- [Supplied material]
---

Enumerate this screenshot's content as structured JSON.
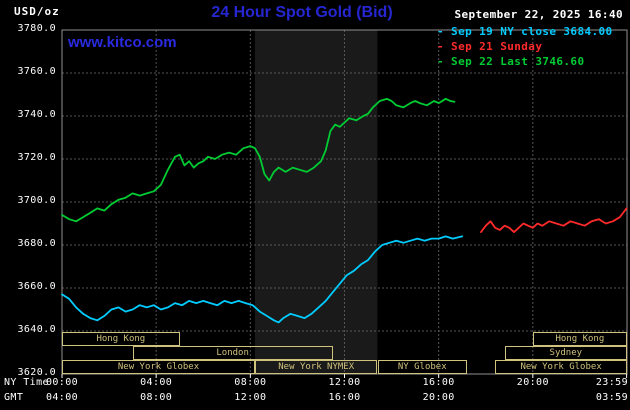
{
  "header": {
    "units_label": "USD/oz",
    "title": "24 Hour Spot Gold (Bid)",
    "title_color": "#2626d2",
    "datetime": "September 22, 2025 16:40",
    "datetime_color": "#ffffff",
    "watermark": "www.kitco.com",
    "watermark_color": "#2a2ae0",
    "legend_dash": "-",
    "legend": [
      {
        "label": "Sep 19 NY close 3684.00",
        "color": "#00ccff"
      },
      {
        "label": "Sep 21 Sunday",
        "color": "#ff2a2a"
      },
      {
        "label": "Sep 22 Last 3746.60",
        "color": "#00cc33"
      }
    ]
  },
  "footer": {
    "ny_time_label": "NY Time",
    "gmt_label": "GMT"
  },
  "chart_data": {
    "type": "line",
    "title": "24 Hour Spot Gold (Bid)",
    "ylabel": "USD/oz",
    "xlabel": "NY Time / GMT",
    "ylim": [
      3620,
      3780
    ],
    "xlim_hours": [
      0,
      24
    ],
    "grid": true,
    "legend_position": "top-right",
    "grid_color": "#555555",
    "frame_color": "#909090",
    "tick_color": "#ffffff",
    "band_hours": [
      8.2,
      13.4
    ],
    "band_color": "#1a1a1a",
    "session_color": "#cfc27c",
    "y_ticks": [
      {
        "value": 3780,
        "label": "3780.0"
      },
      {
        "value": 3760,
        "label": "3760.0"
      },
      {
        "value": 3740,
        "label": "3740.0"
      },
      {
        "value": 3720,
        "label": "3720.0"
      },
      {
        "value": 3700,
        "label": "3700.0"
      },
      {
        "value": 3680,
        "label": "3680.0"
      },
      {
        "value": 3660,
        "label": "3660.0"
      },
      {
        "value": 3640,
        "label": "3640.0"
      },
      {
        "value": 3620,
        "label": "3620.0"
      }
    ],
    "x_ticks_ny": [
      {
        "hour": 0,
        "label": "00:00"
      },
      {
        "hour": 4,
        "label": "04:00"
      },
      {
        "hour": 8,
        "label": "08:00"
      },
      {
        "hour": 12,
        "label": "12:00"
      },
      {
        "hour": 16,
        "label": "16:00"
      },
      {
        "hour": 20,
        "label": "20:00"
      },
      {
        "hour": 23.983,
        "label": "23:59"
      }
    ],
    "x_ticks_gmt": [
      {
        "hour": 0,
        "label": "04:00"
      },
      {
        "hour": 4,
        "label": "08:00"
      },
      {
        "hour": 8,
        "label": "12:00"
      },
      {
        "hour": 12,
        "label": "16:00"
      },
      {
        "hour": 16,
        "label": "20:00"
      },
      {
        "hour": 23.983,
        "label": "03:59"
      }
    ],
    "sessions": [
      {
        "row": 0,
        "start": 0,
        "end": 5,
        "label": "Hong Kong"
      },
      {
        "row": 0,
        "start": 20,
        "end": 24,
        "label": "Hong Kong"
      },
      {
        "row": 1,
        "start": 3,
        "end": 11.5,
        "label": "London"
      },
      {
        "row": 1,
        "start": 18.8,
        "end": 24,
        "label": "Sydney"
      },
      {
        "row": 2,
        "start": 0,
        "end": 8.2,
        "label": "New York Globex"
      },
      {
        "row": 2,
        "start": 8.2,
        "end": 13.4,
        "label": "New York NYMEX"
      },
      {
        "row": 2,
        "start": 13.4,
        "end": 17.2,
        "label": "NY Globex"
      },
      {
        "row": 2,
        "start": 18.4,
        "end": 24,
        "label": "New York Globex"
      }
    ],
    "series": [
      {
        "id": "sep-19-ny-close",
        "name": "Sep 19 NY close",
        "close_value": 3684.0,
        "color": "#00ccff",
        "points": [
          [
            0,
            3657
          ],
          [
            0.3,
            3655
          ],
          [
            0.6,
            3651
          ],
          [
            0.9,
            3648
          ],
          [
            1.2,
            3646
          ],
          [
            1.5,
            3645
          ],
          [
            1.8,
            3647
          ],
          [
            2.1,
            3650
          ],
          [
            2.4,
            3651
          ],
          [
            2.7,
            3649
          ],
          [
            3,
            3650
          ],
          [
            3.3,
            3652
          ],
          [
            3.6,
            3651
          ],
          [
            3.9,
            3652
          ],
          [
            4.2,
            3650
          ],
          [
            4.5,
            3651
          ],
          [
            4.8,
            3653
          ],
          [
            5.1,
            3652
          ],
          [
            5.4,
            3654
          ],
          [
            5.7,
            3653
          ],
          [
            6,
            3654
          ],
          [
            6.3,
            3653
          ],
          [
            6.6,
            3652
          ],
          [
            6.9,
            3654
          ],
          [
            7.2,
            3653
          ],
          [
            7.5,
            3654
          ],
          [
            7.8,
            3653
          ],
          [
            8.1,
            3652
          ],
          [
            8.4,
            3649
          ],
          [
            8.7,
            3647
          ],
          [
            9,
            3645
          ],
          [
            9.2,
            3644
          ],
          [
            9.4,
            3646
          ],
          [
            9.7,
            3648
          ],
          [
            10,
            3647
          ],
          [
            10.3,
            3646
          ],
          [
            10.6,
            3648
          ],
          [
            10.9,
            3651
          ],
          [
            11.2,
            3654
          ],
          [
            11.5,
            3658
          ],
          [
            11.8,
            3662
          ],
          [
            12.1,
            3666
          ],
          [
            12.4,
            3668
          ],
          [
            12.7,
            3671
          ],
          [
            13,
            3673
          ],
          [
            13.3,
            3677
          ],
          [
            13.6,
            3680
          ],
          [
            13.9,
            3681
          ],
          [
            14.2,
            3682
          ],
          [
            14.5,
            3681
          ],
          [
            14.8,
            3682
          ],
          [
            15.1,
            3683
          ],
          [
            15.4,
            3682
          ],
          [
            15.7,
            3683
          ],
          [
            16,
            3683
          ],
          [
            16.3,
            3684
          ],
          [
            16.6,
            3683
          ],
          [
            17,
            3684
          ]
        ]
      },
      {
        "id": "sep-21-sunday",
        "name": "Sep 21 Sunday",
        "color": "#ff2a2a",
        "points": [
          [
            17.8,
            3686
          ],
          [
            18,
            3689
          ],
          [
            18.2,
            3691
          ],
          [
            18.4,
            3688
          ],
          [
            18.6,
            3687
          ],
          [
            18.8,
            3689
          ],
          [
            19,
            3688
          ],
          [
            19.2,
            3686
          ],
          [
            19.4,
            3688
          ],
          [
            19.6,
            3690
          ],
          [
            19.8,
            3689
          ],
          [
            20,
            3688
          ],
          [
            20.2,
            3690
          ],
          [
            20.4,
            3689
          ],
          [
            20.7,
            3691
          ],
          [
            21,
            3690
          ],
          [
            21.3,
            3689
          ],
          [
            21.6,
            3691
          ],
          [
            21.9,
            3690
          ],
          [
            22.2,
            3689
          ],
          [
            22.5,
            3691
          ],
          [
            22.8,
            3692
          ],
          [
            23.1,
            3690
          ],
          [
            23.4,
            3691
          ],
          [
            23.7,
            3693
          ],
          [
            23.98,
            3697
          ]
        ]
      },
      {
        "id": "sep-22-last",
        "name": "Sep 22 Last",
        "last_value": 3746.6,
        "color": "#00cc33",
        "points": [
          [
            0,
            3694
          ],
          [
            0.3,
            3692
          ],
          [
            0.6,
            3691
          ],
          [
            0.9,
            3693
          ],
          [
            1.2,
            3695
          ],
          [
            1.5,
            3697
          ],
          [
            1.8,
            3696
          ],
          [
            2.1,
            3699
          ],
          [
            2.4,
            3701
          ],
          [
            2.7,
            3702
          ],
          [
            3,
            3704
          ],
          [
            3.3,
            3703
          ],
          [
            3.6,
            3704
          ],
          [
            3.9,
            3705
          ],
          [
            4.2,
            3708
          ],
          [
            4.5,
            3715
          ],
          [
            4.8,
            3721
          ],
          [
            5,
            3722
          ],
          [
            5.2,
            3717
          ],
          [
            5.4,
            3719
          ],
          [
            5.6,
            3716
          ],
          [
            5.8,
            3718
          ],
          [
            6,
            3719
          ],
          [
            6.2,
            3721
          ],
          [
            6.5,
            3720
          ],
          [
            6.8,
            3722
          ],
          [
            7.1,
            3723
          ],
          [
            7.4,
            3722
          ],
          [
            7.7,
            3725
          ],
          [
            8,
            3726
          ],
          [
            8.2,
            3725
          ],
          [
            8.4,
            3721
          ],
          [
            8.6,
            3713
          ],
          [
            8.8,
            3710
          ],
          [
            9,
            3714
          ],
          [
            9.2,
            3716
          ],
          [
            9.5,
            3714
          ],
          [
            9.8,
            3716
          ],
          [
            10.1,
            3715
          ],
          [
            10.4,
            3714
          ],
          [
            10.7,
            3716
          ],
          [
            11,
            3719
          ],
          [
            11.2,
            3724
          ],
          [
            11.4,
            3733
          ],
          [
            11.6,
            3736
          ],
          [
            11.8,
            3735
          ],
          [
            12,
            3737
          ],
          [
            12.2,
            3739
          ],
          [
            12.5,
            3738
          ],
          [
            12.8,
            3740
          ],
          [
            13,
            3741
          ],
          [
            13.2,
            3744
          ],
          [
            13.5,
            3747
          ],
          [
            13.8,
            3748
          ],
          [
            14,
            3747
          ],
          [
            14.2,
            3745
          ],
          [
            14.5,
            3744
          ],
          [
            14.8,
            3746
          ],
          [
            15,
            3747
          ],
          [
            15.2,
            3746
          ],
          [
            15.5,
            3745
          ],
          [
            15.8,
            3747
          ],
          [
            16,
            3746
          ],
          [
            16.3,
            3748
          ],
          [
            16.5,
            3747
          ],
          [
            16.67,
            3746.6
          ]
        ]
      }
    ]
  }
}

---

- [The request]
Go through the data and gather every line that holds "ffffff".

- [Output of the task]
    "datetime_color": "#ffffff",
    "tick_color": "#ffffff",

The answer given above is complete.